## Task description
Transcribe the material below exactly as it appears.

## START Data entries

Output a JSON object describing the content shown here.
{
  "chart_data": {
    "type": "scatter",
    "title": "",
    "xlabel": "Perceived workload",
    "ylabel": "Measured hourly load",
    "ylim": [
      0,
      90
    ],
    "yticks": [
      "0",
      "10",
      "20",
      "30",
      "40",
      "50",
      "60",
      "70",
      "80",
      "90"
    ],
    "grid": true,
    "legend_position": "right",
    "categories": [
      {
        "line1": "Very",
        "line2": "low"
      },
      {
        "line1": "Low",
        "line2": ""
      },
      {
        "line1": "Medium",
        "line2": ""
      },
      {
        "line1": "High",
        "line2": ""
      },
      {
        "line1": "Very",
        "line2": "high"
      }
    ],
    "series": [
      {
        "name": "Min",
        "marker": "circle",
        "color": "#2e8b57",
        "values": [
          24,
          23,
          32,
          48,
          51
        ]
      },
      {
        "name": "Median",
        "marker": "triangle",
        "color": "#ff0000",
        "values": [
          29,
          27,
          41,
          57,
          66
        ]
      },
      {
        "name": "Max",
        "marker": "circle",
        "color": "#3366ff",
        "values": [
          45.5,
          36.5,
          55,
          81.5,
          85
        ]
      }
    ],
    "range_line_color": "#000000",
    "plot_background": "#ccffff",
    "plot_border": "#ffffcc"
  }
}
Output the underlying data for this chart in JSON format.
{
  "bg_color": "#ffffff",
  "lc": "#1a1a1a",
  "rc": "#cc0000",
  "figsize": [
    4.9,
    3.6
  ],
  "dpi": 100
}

## END Data entries

## Answer for the task
Output a JSON object describing the content shown here.
{
  "chart_data": {
    "type": "scatter",
    "title": "",
    "xlabel": "Perceived workload",
    "ylabel": "Measured hourly load",
    "ylim": [
      0,
      90
    ],
    "yticks": [
      "0",
      "10",
      "20",
      "30",
      "40",
      "50",
      "60",
      "70",
      "80",
      "90"
    ],
    "grid": true,
    "legend_position": "right",
    "categories": [
      {
        "line1": "Very",
        "line2": "low"
      },
      {
        "line1": "Low",
        "line2": ""
      },
      {
        "line1": "Medium",
        "line2": ""
      },
      {
        "line1": "High",
        "line2": ""
      },
      {
        "line1": "Very",
        "line2": "high"
      }
    ],
    "series": [
      {
        "name": "Min",
        "marker": "circle",
        "color": "#2e8b57",
        "values": [
          24,
          23,
          32,
          48,
          51
        ]
      },
      {
        "name": "Median",
        "marker": "triangle",
        "color": "#ff0000",
        "values": [
          29,
          27,
          41,
          57,
          66
        ]
      },
      {
        "name": "Max",
        "marker": "circle",
        "color": "#3366ff",
        "values": [
          45.5,
          36.5,
          55,
          81.5,
          85
        ]
      }
    ],
    "range_line_color": "#000000",
    "plot_background": "#ccffff",
    "plot_border": "#ffffcc"
  }
}
Output the underlying data for this chart in JSON format.
{
  "bg_color": "#ffffff",
  "lc": "#1a1a1a",
  "rc": "#cc0000",
  "figsize": [
    4.9,
    3.6
  ],
  "dpi": 100
}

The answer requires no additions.